(LISTED ENTRIES):
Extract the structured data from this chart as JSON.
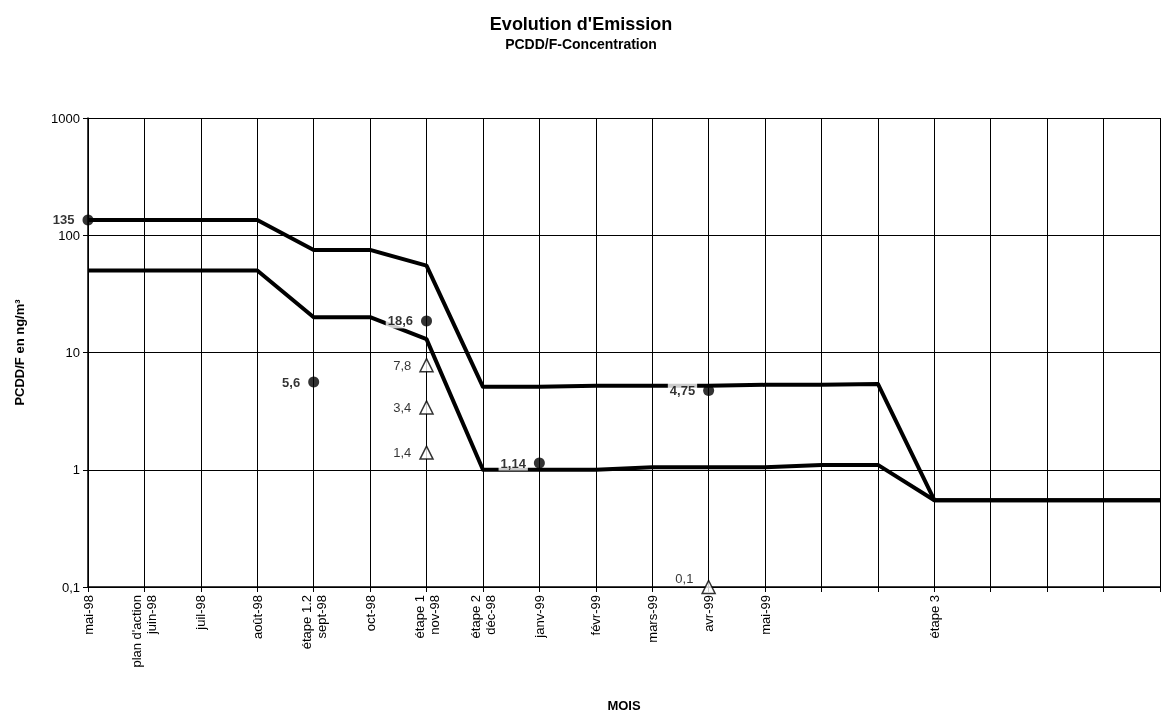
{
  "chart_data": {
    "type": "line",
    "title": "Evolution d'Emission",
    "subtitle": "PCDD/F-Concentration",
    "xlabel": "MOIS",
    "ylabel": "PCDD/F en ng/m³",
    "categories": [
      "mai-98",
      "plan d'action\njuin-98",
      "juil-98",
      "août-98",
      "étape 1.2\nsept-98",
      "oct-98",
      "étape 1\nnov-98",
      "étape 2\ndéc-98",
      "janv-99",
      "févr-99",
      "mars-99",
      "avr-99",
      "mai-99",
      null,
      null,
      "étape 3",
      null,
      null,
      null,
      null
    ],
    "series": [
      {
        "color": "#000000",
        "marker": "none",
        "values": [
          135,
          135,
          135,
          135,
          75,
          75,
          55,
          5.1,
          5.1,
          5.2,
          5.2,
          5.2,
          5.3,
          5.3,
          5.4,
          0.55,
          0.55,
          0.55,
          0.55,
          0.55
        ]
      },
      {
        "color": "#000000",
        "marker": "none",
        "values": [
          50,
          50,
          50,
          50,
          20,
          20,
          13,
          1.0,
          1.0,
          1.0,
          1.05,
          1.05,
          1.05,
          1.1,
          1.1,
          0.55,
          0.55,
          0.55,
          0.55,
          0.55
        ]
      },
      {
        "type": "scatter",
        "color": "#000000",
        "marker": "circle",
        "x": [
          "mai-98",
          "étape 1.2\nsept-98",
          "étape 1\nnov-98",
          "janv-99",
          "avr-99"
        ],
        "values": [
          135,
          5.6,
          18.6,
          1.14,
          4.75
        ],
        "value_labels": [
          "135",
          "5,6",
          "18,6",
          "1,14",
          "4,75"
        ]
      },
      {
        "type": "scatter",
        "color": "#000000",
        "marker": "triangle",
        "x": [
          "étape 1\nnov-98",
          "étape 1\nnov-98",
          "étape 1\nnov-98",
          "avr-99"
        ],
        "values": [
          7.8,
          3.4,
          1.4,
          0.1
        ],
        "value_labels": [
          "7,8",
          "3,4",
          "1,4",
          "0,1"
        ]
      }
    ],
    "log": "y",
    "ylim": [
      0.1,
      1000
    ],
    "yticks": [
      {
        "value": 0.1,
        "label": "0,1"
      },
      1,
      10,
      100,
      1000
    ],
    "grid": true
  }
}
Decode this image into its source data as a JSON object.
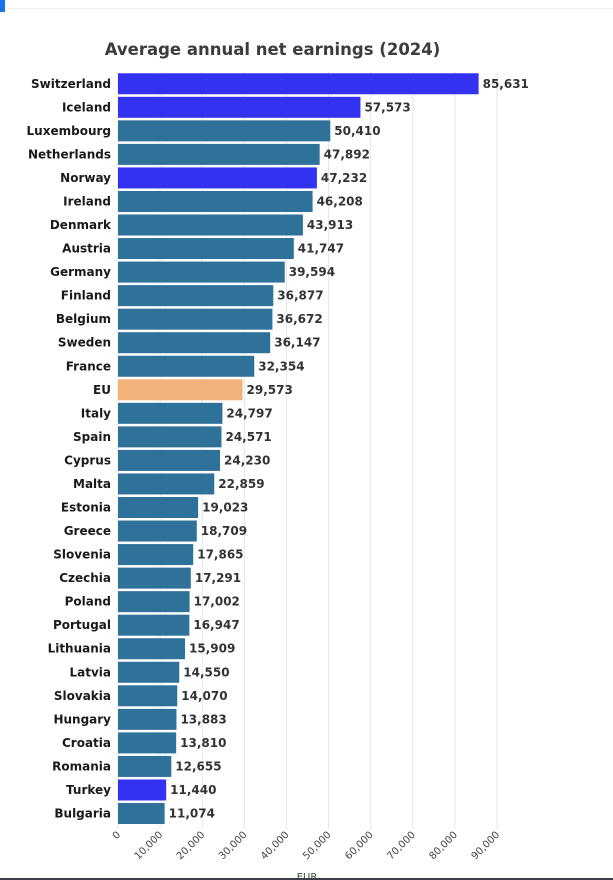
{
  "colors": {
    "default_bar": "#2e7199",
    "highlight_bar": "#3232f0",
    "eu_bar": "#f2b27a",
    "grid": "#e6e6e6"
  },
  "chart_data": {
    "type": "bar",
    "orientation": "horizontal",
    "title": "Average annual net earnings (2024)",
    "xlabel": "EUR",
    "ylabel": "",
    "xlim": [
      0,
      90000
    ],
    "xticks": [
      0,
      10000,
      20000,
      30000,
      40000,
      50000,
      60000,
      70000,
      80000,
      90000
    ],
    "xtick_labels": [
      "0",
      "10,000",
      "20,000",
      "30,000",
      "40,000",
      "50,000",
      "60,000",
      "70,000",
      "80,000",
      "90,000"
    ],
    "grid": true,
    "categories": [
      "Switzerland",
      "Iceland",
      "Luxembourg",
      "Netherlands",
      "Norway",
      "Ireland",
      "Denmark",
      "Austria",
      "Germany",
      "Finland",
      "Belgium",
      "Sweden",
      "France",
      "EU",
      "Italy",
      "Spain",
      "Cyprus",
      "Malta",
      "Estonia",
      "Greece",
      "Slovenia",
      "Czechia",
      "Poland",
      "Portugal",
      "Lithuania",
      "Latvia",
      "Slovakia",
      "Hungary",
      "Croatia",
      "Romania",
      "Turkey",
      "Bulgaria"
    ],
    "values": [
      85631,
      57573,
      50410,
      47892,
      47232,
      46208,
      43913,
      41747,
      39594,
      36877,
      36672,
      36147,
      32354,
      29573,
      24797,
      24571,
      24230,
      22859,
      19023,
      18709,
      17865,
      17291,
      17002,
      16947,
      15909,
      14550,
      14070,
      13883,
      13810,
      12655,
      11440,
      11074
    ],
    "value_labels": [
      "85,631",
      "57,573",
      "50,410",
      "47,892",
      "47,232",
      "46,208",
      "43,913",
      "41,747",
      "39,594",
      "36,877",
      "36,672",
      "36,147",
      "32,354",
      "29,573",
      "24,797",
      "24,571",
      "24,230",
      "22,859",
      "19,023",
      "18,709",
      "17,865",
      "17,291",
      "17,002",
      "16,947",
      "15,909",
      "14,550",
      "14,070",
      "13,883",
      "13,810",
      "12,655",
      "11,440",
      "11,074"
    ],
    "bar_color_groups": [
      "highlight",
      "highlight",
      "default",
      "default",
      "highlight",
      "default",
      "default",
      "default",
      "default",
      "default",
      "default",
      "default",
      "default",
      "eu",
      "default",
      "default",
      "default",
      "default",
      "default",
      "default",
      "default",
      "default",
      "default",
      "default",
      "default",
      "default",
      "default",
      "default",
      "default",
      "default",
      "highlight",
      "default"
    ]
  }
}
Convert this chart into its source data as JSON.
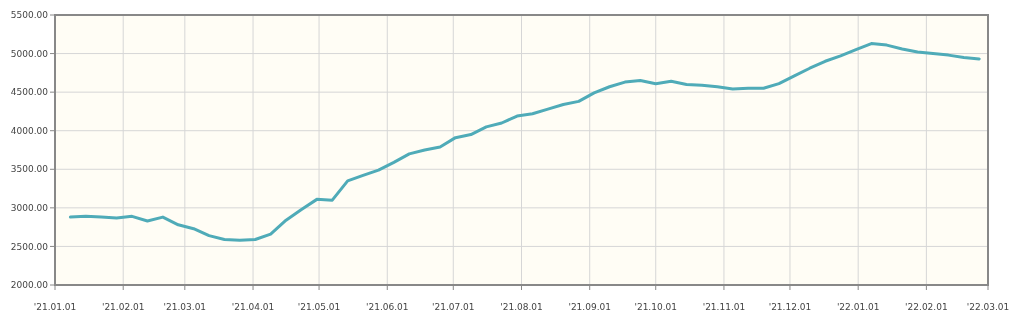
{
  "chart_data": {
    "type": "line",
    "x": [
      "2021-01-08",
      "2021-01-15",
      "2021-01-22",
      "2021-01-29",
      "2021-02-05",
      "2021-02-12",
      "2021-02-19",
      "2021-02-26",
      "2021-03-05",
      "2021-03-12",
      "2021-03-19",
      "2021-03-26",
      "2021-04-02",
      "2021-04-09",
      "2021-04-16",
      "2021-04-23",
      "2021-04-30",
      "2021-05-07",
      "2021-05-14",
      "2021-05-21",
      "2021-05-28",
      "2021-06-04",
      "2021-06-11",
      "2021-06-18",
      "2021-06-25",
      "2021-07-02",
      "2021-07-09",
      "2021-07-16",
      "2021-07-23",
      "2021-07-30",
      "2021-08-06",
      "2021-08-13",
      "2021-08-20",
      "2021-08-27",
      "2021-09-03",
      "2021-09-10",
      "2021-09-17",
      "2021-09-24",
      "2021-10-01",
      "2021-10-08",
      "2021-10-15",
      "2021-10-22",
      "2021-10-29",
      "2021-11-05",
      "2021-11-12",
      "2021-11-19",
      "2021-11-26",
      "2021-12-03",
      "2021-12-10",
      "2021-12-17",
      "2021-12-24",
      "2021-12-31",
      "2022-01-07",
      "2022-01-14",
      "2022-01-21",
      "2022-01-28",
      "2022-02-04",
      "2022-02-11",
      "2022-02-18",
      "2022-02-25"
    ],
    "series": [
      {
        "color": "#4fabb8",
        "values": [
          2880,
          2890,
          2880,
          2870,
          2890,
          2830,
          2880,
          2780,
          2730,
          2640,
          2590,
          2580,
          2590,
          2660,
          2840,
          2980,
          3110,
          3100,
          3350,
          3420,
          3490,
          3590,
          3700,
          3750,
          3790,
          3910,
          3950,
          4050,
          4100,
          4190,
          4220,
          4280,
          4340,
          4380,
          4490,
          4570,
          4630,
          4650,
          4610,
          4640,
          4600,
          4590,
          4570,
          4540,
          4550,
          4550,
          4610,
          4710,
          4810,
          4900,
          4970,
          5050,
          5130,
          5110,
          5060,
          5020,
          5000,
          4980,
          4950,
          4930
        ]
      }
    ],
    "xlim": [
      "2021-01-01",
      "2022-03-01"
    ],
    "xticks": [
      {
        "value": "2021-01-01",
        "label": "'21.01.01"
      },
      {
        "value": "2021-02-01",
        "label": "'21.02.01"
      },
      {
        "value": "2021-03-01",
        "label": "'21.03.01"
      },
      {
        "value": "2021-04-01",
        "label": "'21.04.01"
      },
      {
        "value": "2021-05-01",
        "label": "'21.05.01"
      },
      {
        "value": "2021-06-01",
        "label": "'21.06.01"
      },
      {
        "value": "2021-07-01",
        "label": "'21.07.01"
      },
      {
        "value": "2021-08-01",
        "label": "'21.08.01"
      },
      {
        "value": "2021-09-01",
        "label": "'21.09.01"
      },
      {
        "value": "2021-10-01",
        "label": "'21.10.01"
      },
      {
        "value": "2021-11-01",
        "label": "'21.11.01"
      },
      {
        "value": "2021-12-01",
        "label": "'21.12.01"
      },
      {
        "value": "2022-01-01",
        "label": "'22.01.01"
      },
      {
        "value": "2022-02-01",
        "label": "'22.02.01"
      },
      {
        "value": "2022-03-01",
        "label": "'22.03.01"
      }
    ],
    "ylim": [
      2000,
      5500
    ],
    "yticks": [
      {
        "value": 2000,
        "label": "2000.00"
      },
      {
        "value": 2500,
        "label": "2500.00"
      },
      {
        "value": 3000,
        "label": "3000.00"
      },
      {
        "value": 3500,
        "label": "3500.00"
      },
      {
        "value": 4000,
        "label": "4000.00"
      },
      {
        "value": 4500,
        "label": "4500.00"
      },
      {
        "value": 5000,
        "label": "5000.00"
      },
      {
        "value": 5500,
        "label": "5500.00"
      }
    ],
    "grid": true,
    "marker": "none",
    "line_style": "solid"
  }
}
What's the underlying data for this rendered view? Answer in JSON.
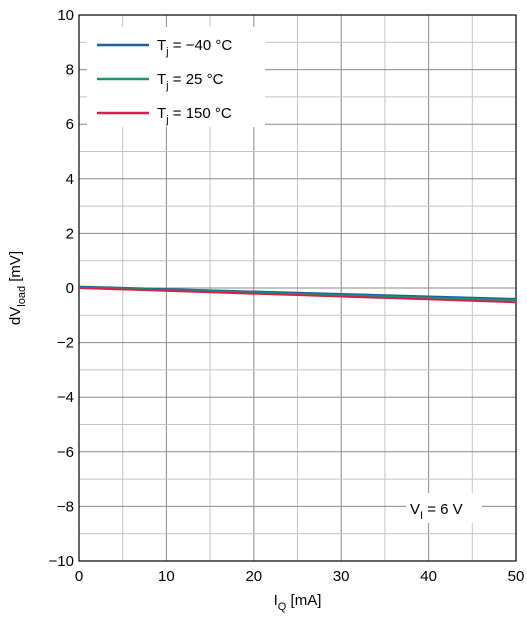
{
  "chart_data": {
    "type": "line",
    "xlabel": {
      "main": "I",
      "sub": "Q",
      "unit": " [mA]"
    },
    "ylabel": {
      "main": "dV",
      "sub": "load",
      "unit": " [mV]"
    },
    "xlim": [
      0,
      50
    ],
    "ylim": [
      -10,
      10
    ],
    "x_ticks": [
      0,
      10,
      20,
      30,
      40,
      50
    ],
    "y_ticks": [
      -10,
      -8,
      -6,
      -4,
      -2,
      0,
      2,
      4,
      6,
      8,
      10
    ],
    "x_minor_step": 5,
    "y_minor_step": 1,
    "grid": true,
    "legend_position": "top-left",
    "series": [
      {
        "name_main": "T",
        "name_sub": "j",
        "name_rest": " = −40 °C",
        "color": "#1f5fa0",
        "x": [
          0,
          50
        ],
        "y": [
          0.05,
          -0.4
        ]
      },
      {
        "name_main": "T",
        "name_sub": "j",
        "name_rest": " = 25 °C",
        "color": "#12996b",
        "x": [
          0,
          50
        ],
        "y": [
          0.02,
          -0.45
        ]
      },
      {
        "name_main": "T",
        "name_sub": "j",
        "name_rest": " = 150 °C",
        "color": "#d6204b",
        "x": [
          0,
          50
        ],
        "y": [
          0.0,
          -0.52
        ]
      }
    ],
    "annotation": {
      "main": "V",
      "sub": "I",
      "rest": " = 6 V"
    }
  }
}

(TASK REQUIREMENTS):
Go through the material and copy out every line with "JSON" in it.

(WRITTEN RESPONSE):
Extract the structured data from this chart as JSON.
Decode this image into its source data as a JSON object.
Convert this chart into its source data as JSON.
What's the underlying data for this rendered view? Answer in JSON.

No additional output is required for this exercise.